* _課題内容_
乳がんに関する本文中の一文「症状のない乳がんはマンモグラフィー検査で見つかることが多いです。」を英語に翻訳してください。

乳がんを知ろう
乳がんってどんな病気?
乳汁を作る腺房が集まった小葉と、乳汁を運ぶ乳管を合わせて乳腺といいます。乳腺から出てきた癌を乳がんと呼びます。日本人の9人に1人が乳がんになると言われています。意外と身近な病気ですね。日本人の女性の罹患率の第1位は乳癌です。死亡率は大腸、肺、膵臓に続いて第4位です。ステージ0の乳がんは、ほぼ根治可能であり、小さいうちに見つけられれば90%近く「治るがん」です。乳がんは、ひとそれぞれ広がりや性質が異なります。ひとりひとりに合った治療を行います。
どんな検査があるの?
マンモグラフィー検査や乳房超音波検査があります。検診マンモグラフィーは40歳以上の方が対象となります。症状のない乳がんはマンモグラフィー検査で見つかることが多いです。
その他より詳しく検査するために、CT検査や乳房MRI検査を行います。
生検方法は、細胞診、局所麻酔を用いた針生検・ステレオガイド下吸引式針生検があります。
どんな手術をするの?
乳房内のがんの広がりによって、温存手術(部分切除術)や全切除術を行います。脇の下のリンパ節に転移が疑われる場合は、腋窩リンパ節郭清を行います。転移はなさそうだと診断できた場合は、センチネルリンパ節生検といって、リンパ節の一部を摘出して検査をします。部分切除の場合、入院は1週間程度、全切除や腋窩リンパ節郭清を行った場合は10日〜2週間程度の入院です。再建手術を希望される場合は他院へご紹介いたします。
どんな症状がでるの?
乳がんの症状は小さいうちは無症状です。しこりや、皮膚のひきつれ、乳頭から血のような分泌物がある、といった様々な症状があります。
乳がんは遺伝するの?
血縁者で乳がんにかかったことがある人がいると、そうでない人より約1.9倍乳がんにかかりやすいというデータがあります。また、生まれ持った遺伝子に変異があり、乳がんを引き起こす遺伝性乳がんがあります。遺伝性乳がんは全乳がんの10%程度です。その約半分がBRCA遺伝子の変異が原因とされています。
BRCA遺伝子って?
BRCA遺伝子は遺伝性乳がん卵巣がん症候群(HBOC)の原因遺伝子です。変異があると乳がん、卵巣がん、前立腺がん、膵がんなどの癌になりやすいとされています。乳がんにかかった人で下記のいずれかを満たせば保険で検査ができます。
- 45歳以下での発症
- 60歳以下のトリプルネガティブ乳がん
- 2個以上の原発乳がん
- 第3度近親者に乳がんまたは卵巣がん発症者がいる
- 男性乳がん
また、BRCA遺伝子に変異がある乳がんの方に使用できるオラパリブという薬を使うため、再発リスクが高い方、再発乳がんの方、卵巣がん・卵管がん・腹膜がんを発症したことがある方も保険適用となります。

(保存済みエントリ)
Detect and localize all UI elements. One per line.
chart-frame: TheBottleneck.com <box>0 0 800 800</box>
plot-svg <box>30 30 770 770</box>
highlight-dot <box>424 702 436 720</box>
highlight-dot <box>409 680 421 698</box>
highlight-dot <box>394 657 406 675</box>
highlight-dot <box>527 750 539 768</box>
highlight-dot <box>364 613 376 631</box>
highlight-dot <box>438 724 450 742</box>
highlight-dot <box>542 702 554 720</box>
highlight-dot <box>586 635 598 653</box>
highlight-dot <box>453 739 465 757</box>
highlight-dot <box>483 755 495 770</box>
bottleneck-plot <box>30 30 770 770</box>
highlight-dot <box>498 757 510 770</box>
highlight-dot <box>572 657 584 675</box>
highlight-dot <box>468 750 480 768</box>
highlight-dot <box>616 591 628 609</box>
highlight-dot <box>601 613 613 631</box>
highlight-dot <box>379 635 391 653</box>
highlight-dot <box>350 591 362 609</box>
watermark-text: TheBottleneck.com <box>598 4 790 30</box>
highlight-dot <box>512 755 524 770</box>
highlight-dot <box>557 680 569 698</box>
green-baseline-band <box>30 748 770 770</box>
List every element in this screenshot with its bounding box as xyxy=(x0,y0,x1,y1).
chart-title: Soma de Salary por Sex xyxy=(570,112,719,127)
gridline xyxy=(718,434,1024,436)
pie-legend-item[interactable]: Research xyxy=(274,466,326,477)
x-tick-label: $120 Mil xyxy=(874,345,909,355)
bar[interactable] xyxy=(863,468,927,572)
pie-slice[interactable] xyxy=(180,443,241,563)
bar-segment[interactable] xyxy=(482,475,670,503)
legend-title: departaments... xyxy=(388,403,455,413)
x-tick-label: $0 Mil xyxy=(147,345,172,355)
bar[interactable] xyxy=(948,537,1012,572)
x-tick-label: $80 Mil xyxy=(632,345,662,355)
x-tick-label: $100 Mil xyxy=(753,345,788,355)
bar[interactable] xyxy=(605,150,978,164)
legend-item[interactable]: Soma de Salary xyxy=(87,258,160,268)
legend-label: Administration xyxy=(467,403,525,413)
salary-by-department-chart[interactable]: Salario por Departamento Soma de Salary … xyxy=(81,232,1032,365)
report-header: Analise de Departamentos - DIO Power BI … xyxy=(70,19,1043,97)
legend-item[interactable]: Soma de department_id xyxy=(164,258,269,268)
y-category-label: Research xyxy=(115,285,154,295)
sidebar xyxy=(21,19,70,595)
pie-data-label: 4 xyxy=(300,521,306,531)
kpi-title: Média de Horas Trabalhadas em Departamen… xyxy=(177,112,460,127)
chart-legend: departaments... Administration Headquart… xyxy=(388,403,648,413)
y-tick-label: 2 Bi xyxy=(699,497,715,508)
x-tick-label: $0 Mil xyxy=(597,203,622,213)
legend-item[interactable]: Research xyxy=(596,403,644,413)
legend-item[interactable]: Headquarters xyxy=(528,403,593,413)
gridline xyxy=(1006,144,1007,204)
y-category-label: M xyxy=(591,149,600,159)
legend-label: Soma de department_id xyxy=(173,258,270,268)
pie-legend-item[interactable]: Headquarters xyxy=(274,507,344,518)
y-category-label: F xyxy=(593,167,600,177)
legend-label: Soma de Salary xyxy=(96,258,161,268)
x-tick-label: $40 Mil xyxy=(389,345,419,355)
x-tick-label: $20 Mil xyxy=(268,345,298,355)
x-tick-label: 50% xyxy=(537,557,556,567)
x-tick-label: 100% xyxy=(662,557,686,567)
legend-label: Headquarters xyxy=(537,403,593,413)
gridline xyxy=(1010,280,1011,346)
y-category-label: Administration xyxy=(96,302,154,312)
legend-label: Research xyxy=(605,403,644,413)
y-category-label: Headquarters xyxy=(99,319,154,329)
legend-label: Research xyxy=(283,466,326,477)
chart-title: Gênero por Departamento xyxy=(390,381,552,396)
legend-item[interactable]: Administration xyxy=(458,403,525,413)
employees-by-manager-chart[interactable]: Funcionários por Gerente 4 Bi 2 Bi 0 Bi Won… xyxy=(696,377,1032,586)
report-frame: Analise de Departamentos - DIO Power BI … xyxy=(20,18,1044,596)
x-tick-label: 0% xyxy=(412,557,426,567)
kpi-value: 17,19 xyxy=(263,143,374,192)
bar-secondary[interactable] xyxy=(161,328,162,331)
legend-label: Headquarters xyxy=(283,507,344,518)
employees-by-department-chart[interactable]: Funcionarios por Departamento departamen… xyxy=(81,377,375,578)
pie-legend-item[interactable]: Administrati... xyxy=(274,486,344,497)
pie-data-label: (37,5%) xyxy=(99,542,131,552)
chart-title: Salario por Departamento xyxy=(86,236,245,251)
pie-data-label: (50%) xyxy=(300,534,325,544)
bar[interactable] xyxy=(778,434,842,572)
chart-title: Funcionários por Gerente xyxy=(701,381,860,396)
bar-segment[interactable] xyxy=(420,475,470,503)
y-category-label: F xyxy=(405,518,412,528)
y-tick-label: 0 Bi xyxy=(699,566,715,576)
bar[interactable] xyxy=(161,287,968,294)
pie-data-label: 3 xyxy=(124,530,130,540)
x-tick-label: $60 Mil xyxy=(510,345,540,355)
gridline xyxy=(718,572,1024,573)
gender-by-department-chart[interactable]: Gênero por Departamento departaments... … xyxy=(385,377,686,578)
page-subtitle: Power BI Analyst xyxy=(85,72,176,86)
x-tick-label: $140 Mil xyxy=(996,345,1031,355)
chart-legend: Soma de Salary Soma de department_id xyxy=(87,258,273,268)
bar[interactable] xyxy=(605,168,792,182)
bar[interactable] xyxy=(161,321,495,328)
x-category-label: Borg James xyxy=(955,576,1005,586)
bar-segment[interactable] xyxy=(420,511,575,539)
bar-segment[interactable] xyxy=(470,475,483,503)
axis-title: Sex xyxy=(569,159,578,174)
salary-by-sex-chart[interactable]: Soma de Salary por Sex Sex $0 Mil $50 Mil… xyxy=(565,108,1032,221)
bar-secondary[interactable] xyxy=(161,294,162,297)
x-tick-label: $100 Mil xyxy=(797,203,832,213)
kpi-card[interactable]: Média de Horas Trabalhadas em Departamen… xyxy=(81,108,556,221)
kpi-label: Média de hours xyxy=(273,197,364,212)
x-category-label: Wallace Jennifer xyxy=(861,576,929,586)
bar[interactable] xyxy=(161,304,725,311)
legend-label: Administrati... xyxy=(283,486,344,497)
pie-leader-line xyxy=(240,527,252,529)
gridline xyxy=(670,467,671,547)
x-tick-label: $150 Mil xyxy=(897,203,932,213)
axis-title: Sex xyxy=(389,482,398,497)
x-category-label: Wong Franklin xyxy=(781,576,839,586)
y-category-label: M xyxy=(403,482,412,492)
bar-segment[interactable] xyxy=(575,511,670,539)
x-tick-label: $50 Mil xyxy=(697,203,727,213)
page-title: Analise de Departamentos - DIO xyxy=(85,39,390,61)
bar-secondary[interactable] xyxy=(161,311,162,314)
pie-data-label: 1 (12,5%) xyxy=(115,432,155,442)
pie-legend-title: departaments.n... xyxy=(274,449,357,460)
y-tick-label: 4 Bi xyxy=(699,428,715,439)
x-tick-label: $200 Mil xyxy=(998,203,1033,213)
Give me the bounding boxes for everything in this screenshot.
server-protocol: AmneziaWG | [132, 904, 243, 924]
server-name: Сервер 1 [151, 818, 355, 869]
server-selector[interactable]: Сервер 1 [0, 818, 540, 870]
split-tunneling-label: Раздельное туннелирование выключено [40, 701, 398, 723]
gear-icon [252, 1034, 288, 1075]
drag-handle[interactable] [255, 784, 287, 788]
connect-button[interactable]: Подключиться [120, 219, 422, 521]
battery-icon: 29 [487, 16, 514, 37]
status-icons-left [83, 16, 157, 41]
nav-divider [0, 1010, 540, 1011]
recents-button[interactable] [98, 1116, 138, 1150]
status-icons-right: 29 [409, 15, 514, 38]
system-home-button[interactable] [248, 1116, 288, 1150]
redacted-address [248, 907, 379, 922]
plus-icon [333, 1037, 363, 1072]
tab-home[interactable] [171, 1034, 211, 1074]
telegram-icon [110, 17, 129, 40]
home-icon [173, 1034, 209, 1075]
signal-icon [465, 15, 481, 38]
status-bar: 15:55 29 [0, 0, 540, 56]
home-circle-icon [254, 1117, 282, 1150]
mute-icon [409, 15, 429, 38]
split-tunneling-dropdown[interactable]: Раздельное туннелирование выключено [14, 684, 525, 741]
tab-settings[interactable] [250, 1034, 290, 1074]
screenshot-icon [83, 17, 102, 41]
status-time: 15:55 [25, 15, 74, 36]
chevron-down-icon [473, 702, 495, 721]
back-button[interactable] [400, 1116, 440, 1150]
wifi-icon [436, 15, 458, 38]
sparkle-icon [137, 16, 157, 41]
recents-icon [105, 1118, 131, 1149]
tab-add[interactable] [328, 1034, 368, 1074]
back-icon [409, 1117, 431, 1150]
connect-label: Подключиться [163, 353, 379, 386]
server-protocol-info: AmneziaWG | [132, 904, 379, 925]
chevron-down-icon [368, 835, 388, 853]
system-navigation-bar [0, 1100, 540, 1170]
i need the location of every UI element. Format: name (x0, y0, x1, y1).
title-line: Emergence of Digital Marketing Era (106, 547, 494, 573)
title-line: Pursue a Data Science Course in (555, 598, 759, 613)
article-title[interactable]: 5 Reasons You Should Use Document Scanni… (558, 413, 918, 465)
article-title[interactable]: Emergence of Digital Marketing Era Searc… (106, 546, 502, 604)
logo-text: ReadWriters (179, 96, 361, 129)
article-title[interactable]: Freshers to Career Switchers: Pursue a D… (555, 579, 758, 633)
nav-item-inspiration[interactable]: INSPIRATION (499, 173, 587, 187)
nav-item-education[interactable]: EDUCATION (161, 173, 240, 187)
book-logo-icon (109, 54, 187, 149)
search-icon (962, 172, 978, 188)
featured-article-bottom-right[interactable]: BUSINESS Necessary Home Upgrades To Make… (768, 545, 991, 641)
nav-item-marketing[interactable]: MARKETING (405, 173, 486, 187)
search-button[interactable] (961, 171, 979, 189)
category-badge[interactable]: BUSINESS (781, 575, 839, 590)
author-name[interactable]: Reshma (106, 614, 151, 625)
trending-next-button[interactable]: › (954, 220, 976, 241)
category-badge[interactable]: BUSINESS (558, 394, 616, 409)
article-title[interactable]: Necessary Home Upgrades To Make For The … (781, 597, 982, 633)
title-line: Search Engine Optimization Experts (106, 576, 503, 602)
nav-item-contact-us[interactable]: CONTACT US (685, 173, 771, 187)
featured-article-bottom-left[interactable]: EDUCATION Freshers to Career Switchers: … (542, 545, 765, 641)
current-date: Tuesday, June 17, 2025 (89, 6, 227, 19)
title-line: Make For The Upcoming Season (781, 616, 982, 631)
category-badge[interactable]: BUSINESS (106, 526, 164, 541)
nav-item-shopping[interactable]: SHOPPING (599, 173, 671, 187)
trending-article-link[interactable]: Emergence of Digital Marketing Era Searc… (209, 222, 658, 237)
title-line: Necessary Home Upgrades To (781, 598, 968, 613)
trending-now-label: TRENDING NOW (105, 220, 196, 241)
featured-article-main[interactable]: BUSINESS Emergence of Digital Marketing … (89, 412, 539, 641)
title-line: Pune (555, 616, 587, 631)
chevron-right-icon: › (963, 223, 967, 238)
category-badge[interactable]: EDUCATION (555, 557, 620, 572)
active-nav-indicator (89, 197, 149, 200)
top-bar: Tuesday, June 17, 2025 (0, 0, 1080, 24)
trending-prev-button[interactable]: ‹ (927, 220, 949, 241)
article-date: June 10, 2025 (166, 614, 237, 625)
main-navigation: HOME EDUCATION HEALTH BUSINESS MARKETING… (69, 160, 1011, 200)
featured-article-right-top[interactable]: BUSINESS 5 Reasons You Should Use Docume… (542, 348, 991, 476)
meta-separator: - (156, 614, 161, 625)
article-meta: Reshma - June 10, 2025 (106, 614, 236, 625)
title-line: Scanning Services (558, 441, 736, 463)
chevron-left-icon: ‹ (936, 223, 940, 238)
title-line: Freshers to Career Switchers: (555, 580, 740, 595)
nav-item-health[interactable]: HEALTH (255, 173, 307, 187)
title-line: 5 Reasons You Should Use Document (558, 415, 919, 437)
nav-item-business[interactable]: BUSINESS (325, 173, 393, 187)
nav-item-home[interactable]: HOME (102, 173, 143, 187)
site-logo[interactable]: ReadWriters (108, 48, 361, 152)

* _解答_
Breast cancer that causes no symptoms is often found through mammography.